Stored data
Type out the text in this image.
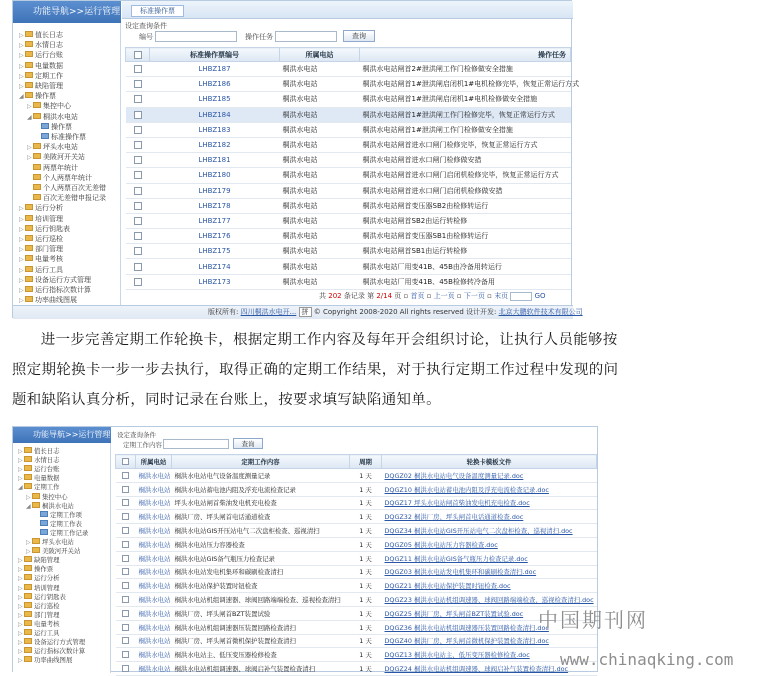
功能导航>>运行管理
▷ 值长日志
▷ 水情日志
▷ 运行台账
▷ 电量数据
▷ 定期工作
▷ 缺陷管理
◢ 操作票
▷ 集控中心
◢ 桐洪水电站
操作票
标准操作票
▷ 坪头水电站
▷ 美陂河开关站
两票年统计
个人两票年统计
个人两票百次无差错
百次无差错申报记录
▷ 运行分析
▷ 培训管理
▷ 运行钥匙表
▷ 运行巡检
▷ 部门管理
▷ 电量考核
▷ 运行工具
▷ 设备运行方式管理
▷ 运行指标次数计算
▷ 功率曲线图展
标准操作票
设定查询条件
编号	操作任务	查询
	标准操作票编号	所属电站	操作任务
	LHBZ187	桐洪水电站	桐洪水电站闸首2#泄洪闸工作门检修做安全措施
	LHBZ186	桐洪水电站	桐洪水电站闸首1#泄洪闸启闭机1#电机检修完毕，恢复正常运行方式
	LHBZ185	桐洪水电站	桐洪水电站闸首1#泄洪闸启闭机1#电机检修做安全措施
	LHBZ184	桐洪水电站	桐洪水电站闸首1#泄洪闸工作门检修完毕，恢复正常运行方式
	LHBZ183	桐洪水电站	桐洪水电站闸首1#泄洪闸工作门检修做安全措施
	LHBZ182	桐洪水电站	桐洪水电站闸首进水口闸门检修完毕，恢复正常运行方式
	LHBZ181	桐洪水电站	桐洪水电站闸首进水口闸门检修做安措
	LHBZ180	桐洪水电站	桐洪水电站闸首进水口闸门启闭机检修完毕，恢复正常运行方式
	LHBZ179	桐洪水电站	桐洪水电站闸首进水口闸门启闭机检修做安措
	LHBZ178	桐洪水电站	桐洪水电站闸首变压器SB2由检修转运行
	LHBZ177	桐洪水电站	桐洪水电站闸首SB2由运行转检修
	LHBZ176	桐洪水电站	桐洪水电站闸首变压器SB1由检修转运行
	LHBZ175	桐洪水电站	桐洪水电站闸首SB1由运行转检修
	LHBZ174	桐洪水电站	桐洪水电站厂用变41B、45B由冷备用转运行
	LHBZ173	桐洪水电站	桐洪水电站厂用变41B、45B检修转冷备用
共 202 条记录 第 2/14 页 ▫ 首页 ▫ 上一页 ▫ 下一页 ▫ 末页	GO
版权所有: 四川桐洪水电开... 拼 © Copyright 2008-2020 All rights reserved 设计开发: 北京大鹏软件技术有限公司
进一步完善定期工作轮换卡，根据定期工作内容及每年开会组织讨论，让执行人员能够按
照定期轮换卡一步一步去执行，取得正确的定期工作结果，对于执行定期工作过程中发现的问
题和缺陷认真分析，同时记录在台账上，按要求填写缺陷通知单。
功能导航>>运行管理
▷ 值长日志
▷ 水情日志
▷ 运行台账
▷ 电量数据
◢ 定期工作
▷ 集控中心
◢ 桐洪水电站
定期工作项
定期工作表
定期工作记录
▷ 坪头水电站
▷ 美陂河开关站
▷ 缺陷管理
▷ 操作票
▷ 运行分析
▷ 培训管理
▷ 运行钥匙表
▷ 运行巡检
▷ 部门管理
▷ 电量考核
▷ 运行工具
▷ 设备运行方式管理
▷ 运行指标次数计算
▷ 功率曲线图展
设定查询条件
定期工作内容	查询
	所属电站	定期工作内容	周期	轮换卡模板文件
	桐洪水电站	桐洪水电站电气设备温度测量记录	1 天	DQGZ02 桐洪水电站电气设备温度测量记录.doc
	桐洪水电站	桐洪水电站蓄电池内阻及浮充电流检查记录	1 天	DQGZ10 桐洪水电站蓄电池内阻及浮充电流检查记录.doc
	桐洪水电站	坪头水电站闸首柴油发电机充电检查	1 天	DQGZ17 坪头水电站闸首柴油发电机充电检查.doc
	桐洪水电站	桐洪厂房、坪头闸首电话通道检查	1 天	DQGZ32 桐洪厂房、坪头闸首电话通道检查.doc
	桐洪水电站	桐洪水电站GIS开压站电气二次盘柜检查、巡视清扫	1 天	DQGZ34 桐洪水电站GIS开压站电气二次盘柜检查、巡视清扫.doc
	桐洪水电站	桐洪水电站压力容器检查	1 天	DQGZ05 桐洪水电站压力容器检查.doc
	桐洪水电站	桐洪水电站GIS备气瓶压力检查记录	1 天	DQGZ11 桐洪水电站GIS备气瓶压力检查记录.doc
	桐洪水电站	桐洪水电站发电机集环和碳刷检查清扫	1 天	DQGZ03 桐洪水电站发电机集环和碳刷检查清扫.doc
	桐洪水电站	桐洪水电站保护装置时钮检查	1 天	DQGZ21 桐洪水电站保护装置时钮检查.doc
	桐洪水电站	桐洪水电站机组调速器、球阀回路端端检查、巡视检查清扫	1 天	DQGZ23 桐洪水电站机组调速器、球阀回路端端检查、巡视检查清扫.doc
	桐洪水电站	桐洪厂房、坪头闸首BZT装置试验	1 天	DQGZ25 桐洪厂房、坪头闸首BZT装置试验.doc
	桐洪水电站	桐洪水电站机组调速器压装置回路检查清扫	1 天	DQGZ36 桐洪水电站机组调速器压装置回路检查清扫.doc
	桐洪水电站	桐洪厂房、坪头闸首微机保护装置检查清扫	1 天	DQGZ40 桐洪厂房、坪头闸首微机保护装置检查清扫.doc
	桐洪水电站	桐洪水电站主、低压变压器检修检查	1 天	DQGZ13 桐洪水电站主、低压变压器检修检查.doc
	桐洪水电站	桐洪水电站机组调速器、球阀启补气装置检查清扫	1 天	DQGZ24 桐洪水电站机组调速器、球阀启补气装置检查清扫.doc
中国期刊网
www.chinaqking.com
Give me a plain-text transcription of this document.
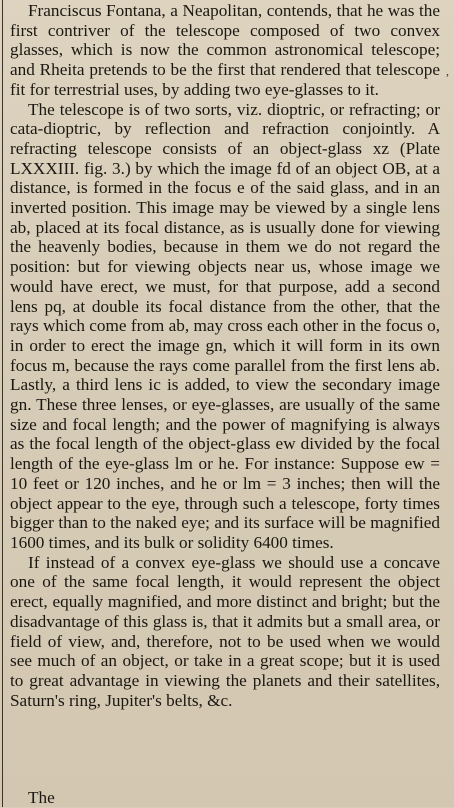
,

Franciscus Fontana, a Neapolitan, contends, that he was the first contriver of the telescope composed of two convex glasses, which is now the common astronomical telescope; and Rheita pretends to be the first that rendered that telescope fit for terrestrial uses, by adding two eye-glasses to it.

The telescope is of two sorts, viz. dioptric, or refracting; or cata-dioptric, by reflection and refraction conjointly. A refracting telescope consists of an object-glass xz (Plate LXXXIII. fig. 3.) by which the image fd of an object OB, at a distance, is formed in the focus e of the said glass, and in an inverted position. This image may be viewed by a single lens ab, placed at its focal distance, as is usually done for viewing the heavenly bodies, because in them we do not regard the position: but for viewing objects near us, whose image we would have erect, we must, for that purpose, add a second lens pq, at double its focal distance from the other, that the rays which come from ab, may cross each other in the focus o, in order to erect the image gn, which it will form in its own focus m, because the rays come parallel from the first lens ab. Lastly, a third lens ic is added, to view the secondary image gn. These three lenses, or eye-glasses, are usually of the same size and focal length; and the power of magnifying is always as the focal length of the object-glass ew divided by the focal length of the eye-glass lm or he. For instance: Suppose ew = 10 feet or 120 inches, and he or lm = 3 inches; then will the object appear to the eye, through such a telescope, forty times bigger than to the naked eye; and its surface will be magnified 1600 times, and its bulk or solidity 6400 times.

If instead of a convex eye-glass we should use a concave one of the same focal length, it would represent the object erect, equally magnified, and more distinct and bright; but the disadvantage of this glass is, that it admits but a small area, or field of view, and, therefore, not to be used when we would see much of an object, or take in a great scope; but it is used to great advantage in viewing the planets and their satellites, Saturn's ring, Jupiter's belts, &c.

The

__Prompt__.
Across the entries, how many lines hold the word "桐洪厂房"? Say only the number.

__Written response__.
3